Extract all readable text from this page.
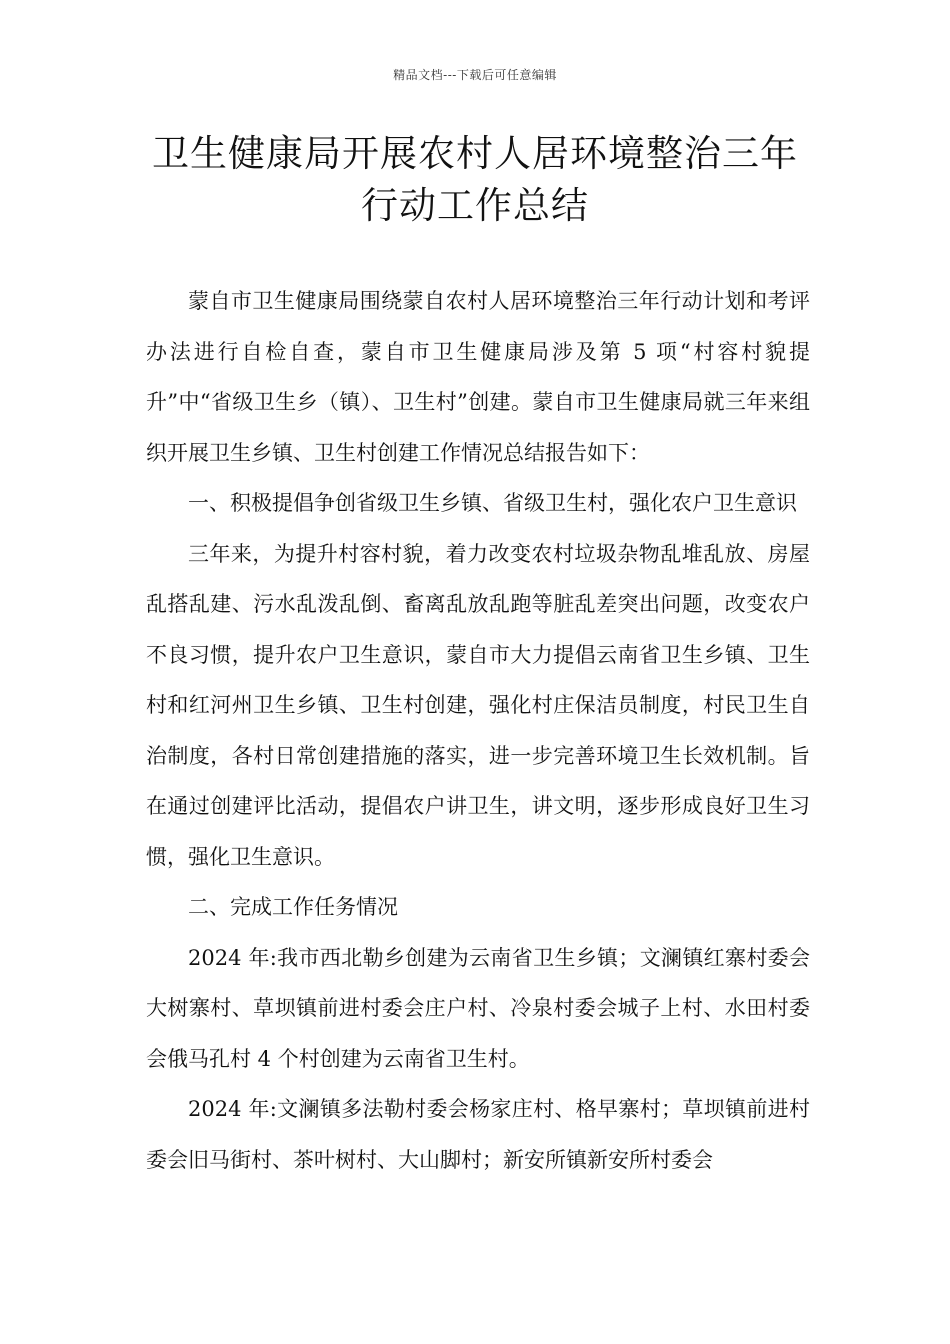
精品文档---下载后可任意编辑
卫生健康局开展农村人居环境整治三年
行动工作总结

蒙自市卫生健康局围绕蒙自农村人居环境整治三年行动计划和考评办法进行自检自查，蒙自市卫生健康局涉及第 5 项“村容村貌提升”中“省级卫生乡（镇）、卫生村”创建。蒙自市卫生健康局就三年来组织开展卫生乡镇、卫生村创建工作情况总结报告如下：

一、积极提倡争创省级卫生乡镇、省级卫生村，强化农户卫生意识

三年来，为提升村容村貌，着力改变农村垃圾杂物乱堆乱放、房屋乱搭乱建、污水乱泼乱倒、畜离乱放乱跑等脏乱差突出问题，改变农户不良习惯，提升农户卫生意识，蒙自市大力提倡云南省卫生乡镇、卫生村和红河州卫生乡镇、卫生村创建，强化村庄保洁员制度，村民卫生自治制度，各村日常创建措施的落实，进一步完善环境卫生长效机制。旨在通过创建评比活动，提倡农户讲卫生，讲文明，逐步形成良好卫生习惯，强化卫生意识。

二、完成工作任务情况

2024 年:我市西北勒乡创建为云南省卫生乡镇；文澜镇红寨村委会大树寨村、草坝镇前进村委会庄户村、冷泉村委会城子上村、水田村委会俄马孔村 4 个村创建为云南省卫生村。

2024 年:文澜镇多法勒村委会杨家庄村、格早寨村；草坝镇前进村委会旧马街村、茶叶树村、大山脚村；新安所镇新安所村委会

☆ ☆ ☆

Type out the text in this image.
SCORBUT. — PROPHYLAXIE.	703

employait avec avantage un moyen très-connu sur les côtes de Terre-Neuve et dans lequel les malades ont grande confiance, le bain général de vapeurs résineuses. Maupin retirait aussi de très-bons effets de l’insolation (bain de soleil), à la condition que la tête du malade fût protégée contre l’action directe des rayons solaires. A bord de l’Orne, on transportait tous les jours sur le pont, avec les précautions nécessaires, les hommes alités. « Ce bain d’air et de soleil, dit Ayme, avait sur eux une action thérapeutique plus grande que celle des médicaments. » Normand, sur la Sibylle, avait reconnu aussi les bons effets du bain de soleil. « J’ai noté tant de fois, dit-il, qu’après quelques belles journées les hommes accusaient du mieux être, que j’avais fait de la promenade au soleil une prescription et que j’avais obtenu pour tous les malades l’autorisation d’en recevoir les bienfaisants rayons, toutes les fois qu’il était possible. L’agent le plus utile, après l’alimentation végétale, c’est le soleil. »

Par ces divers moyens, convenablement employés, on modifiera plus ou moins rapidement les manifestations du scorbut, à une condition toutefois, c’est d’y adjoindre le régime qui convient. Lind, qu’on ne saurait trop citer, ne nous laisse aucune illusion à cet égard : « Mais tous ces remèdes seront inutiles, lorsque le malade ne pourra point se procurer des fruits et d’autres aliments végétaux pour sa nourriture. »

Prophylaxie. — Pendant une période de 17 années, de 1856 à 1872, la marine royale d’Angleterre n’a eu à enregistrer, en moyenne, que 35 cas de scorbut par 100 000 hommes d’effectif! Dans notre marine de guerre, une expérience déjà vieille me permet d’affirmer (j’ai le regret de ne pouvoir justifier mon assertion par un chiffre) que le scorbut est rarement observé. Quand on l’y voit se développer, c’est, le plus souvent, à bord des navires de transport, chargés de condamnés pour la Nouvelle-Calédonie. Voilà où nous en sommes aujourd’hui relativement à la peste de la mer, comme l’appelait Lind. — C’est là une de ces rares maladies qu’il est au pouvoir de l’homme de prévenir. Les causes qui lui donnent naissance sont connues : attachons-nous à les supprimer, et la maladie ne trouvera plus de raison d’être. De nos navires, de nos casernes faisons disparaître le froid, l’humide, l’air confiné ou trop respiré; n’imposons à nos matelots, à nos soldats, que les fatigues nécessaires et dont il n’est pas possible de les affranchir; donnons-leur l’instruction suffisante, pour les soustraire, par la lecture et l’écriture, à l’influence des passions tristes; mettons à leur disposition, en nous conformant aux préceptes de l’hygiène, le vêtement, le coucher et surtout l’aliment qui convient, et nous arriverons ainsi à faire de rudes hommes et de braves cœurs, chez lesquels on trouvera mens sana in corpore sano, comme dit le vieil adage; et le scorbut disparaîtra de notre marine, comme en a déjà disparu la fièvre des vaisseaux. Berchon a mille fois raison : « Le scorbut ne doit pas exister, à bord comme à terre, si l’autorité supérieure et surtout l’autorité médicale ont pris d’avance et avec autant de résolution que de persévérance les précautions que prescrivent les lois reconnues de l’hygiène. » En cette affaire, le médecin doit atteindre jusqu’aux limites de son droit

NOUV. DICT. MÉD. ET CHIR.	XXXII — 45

☆ ☆ ☆

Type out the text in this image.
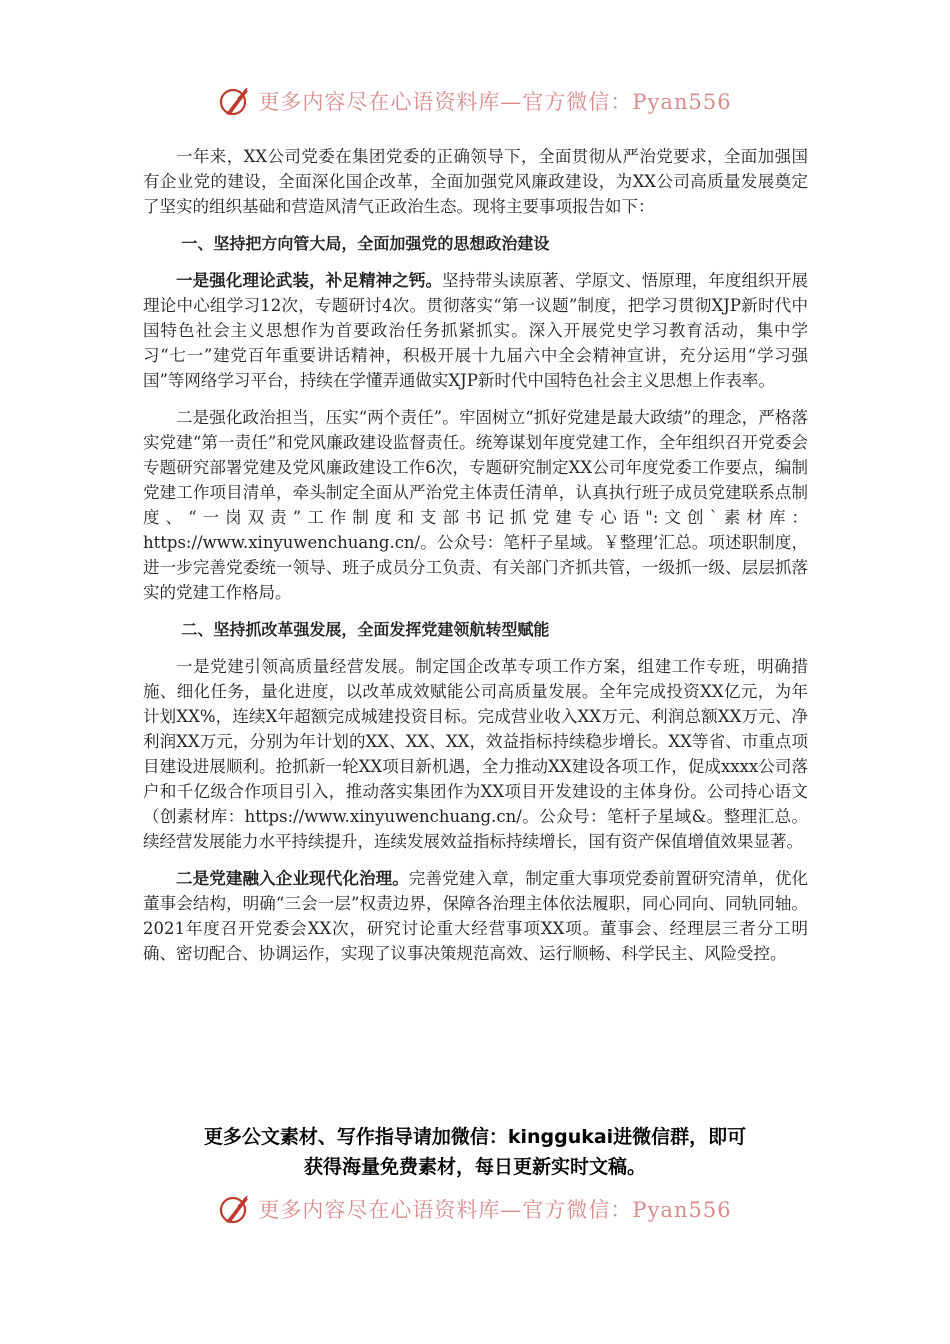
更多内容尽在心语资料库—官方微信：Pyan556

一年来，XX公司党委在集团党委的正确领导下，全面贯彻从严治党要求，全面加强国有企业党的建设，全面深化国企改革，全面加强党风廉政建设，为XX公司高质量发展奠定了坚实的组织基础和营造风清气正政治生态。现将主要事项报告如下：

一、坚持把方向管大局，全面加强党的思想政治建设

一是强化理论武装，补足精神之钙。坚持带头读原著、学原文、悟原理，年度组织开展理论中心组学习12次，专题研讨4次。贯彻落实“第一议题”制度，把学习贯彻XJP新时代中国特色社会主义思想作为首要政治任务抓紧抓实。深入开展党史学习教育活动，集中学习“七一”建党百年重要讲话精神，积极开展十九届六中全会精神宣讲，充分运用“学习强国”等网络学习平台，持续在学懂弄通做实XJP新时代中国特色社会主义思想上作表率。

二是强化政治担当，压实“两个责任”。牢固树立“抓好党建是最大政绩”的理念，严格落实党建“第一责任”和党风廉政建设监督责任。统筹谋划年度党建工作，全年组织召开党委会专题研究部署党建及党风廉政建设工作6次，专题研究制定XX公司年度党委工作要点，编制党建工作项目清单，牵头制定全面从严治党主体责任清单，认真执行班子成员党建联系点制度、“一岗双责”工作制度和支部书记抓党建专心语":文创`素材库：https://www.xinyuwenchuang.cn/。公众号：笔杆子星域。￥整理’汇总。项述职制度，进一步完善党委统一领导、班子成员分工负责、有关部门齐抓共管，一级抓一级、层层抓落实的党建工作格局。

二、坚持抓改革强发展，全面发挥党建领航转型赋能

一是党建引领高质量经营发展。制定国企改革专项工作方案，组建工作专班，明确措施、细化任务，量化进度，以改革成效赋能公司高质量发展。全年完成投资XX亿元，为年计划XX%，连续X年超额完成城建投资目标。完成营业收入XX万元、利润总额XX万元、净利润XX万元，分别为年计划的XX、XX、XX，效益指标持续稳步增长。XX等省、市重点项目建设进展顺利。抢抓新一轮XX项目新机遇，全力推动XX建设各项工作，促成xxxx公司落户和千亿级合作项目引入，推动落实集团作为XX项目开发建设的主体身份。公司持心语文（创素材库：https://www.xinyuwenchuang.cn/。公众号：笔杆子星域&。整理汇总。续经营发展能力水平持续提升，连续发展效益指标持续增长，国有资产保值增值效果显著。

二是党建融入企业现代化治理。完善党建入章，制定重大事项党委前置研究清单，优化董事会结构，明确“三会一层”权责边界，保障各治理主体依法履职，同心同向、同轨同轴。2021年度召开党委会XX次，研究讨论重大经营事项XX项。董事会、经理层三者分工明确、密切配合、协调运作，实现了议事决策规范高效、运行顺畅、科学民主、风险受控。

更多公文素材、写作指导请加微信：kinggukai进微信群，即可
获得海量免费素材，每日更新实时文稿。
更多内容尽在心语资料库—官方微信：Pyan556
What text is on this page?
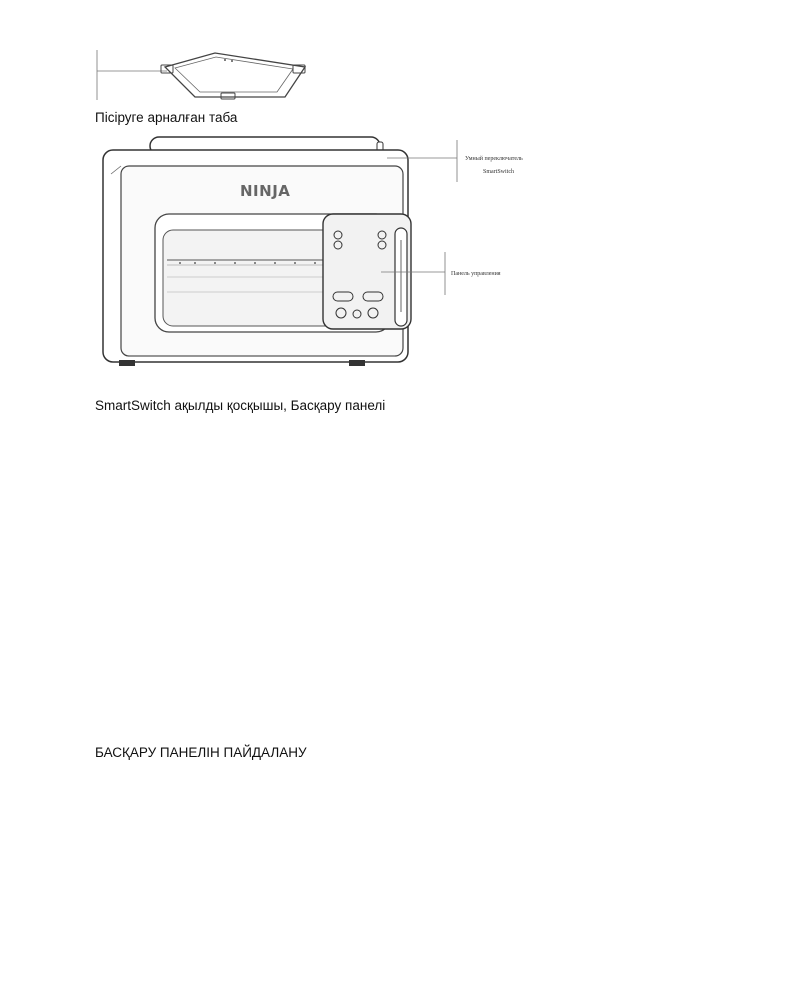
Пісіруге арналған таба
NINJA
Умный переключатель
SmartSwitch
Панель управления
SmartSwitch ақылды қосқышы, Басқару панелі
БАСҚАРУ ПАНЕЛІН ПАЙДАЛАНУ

☆ ☆ ☆

Task: Extract all lines that hold the word "text".

Task output:
Extract all readable text from this page.
Type out the text in this image.
Type out the text in this image.
What text is on this page?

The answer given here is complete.